What you have to do:
Repeat all the material exactly; pictures stay out of your copy.

Source material:
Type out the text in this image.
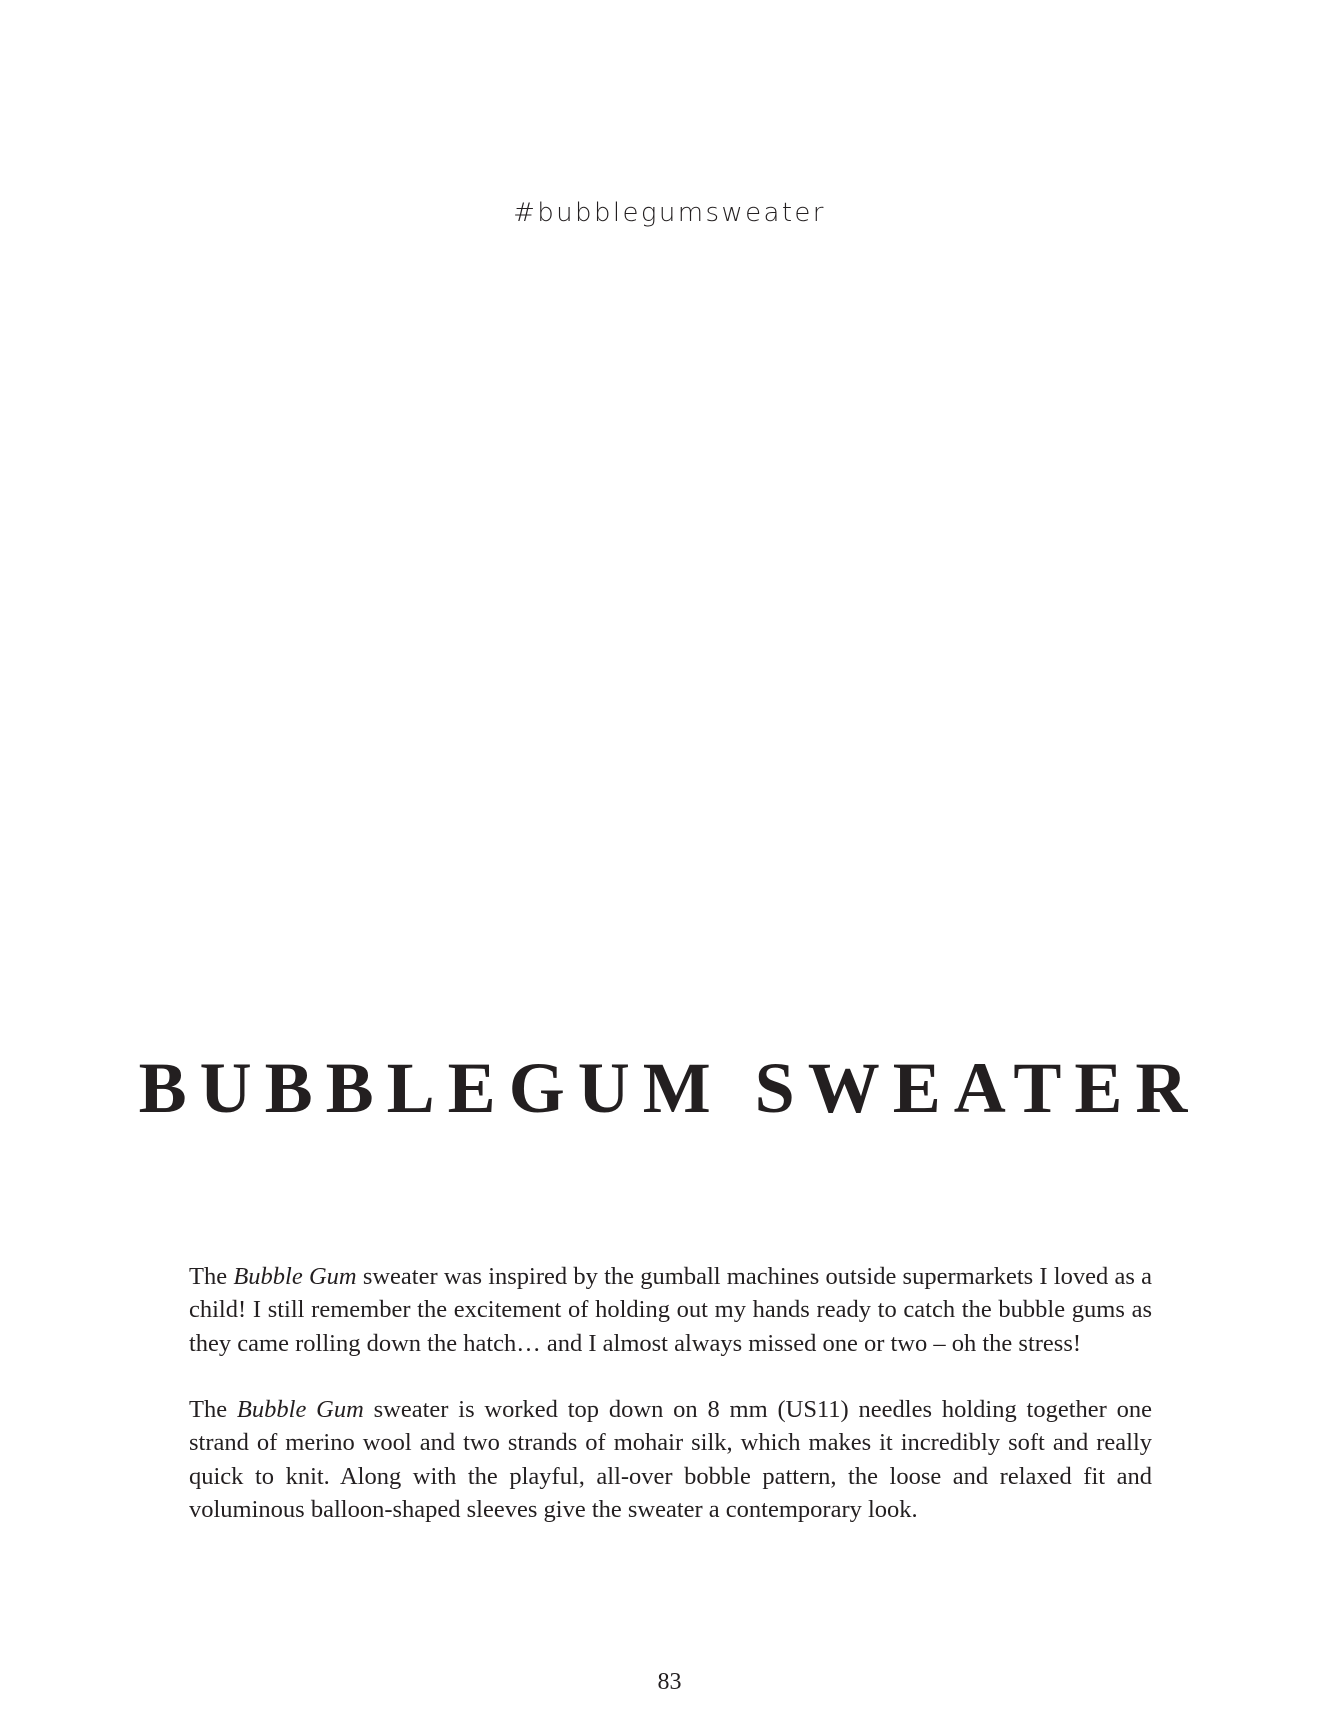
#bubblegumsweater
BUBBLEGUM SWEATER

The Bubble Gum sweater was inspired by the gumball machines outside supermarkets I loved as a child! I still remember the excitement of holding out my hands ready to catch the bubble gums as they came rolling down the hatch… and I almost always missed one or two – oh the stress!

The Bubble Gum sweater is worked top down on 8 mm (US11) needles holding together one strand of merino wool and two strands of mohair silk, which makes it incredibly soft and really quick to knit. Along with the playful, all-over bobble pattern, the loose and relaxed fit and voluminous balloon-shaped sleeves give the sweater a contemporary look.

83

Response to the exercise:
Type out the text in this image.
#bubblegumsweater
BUBBLEGUM SWEATER

The Bubble Gum sweater was inspired by the gumball machines outside supermarkets I loved as a child! I still remember the excitement of holding out my hands ready to catch the bubble gums as they came rolling down the hatch… and I almost always missed one or two – oh the stress!

The Bubble Gum sweater is worked top down on 8 mm (US11) needles holding together one strand of merino wool and two strands of mohair silk, which makes it incredibly soft and really quick to knit. Along with the playful, all-over bobble pattern, the loose and relaxed fit and voluminous balloon-shaped sleeves give the sweater a contemporary look.

83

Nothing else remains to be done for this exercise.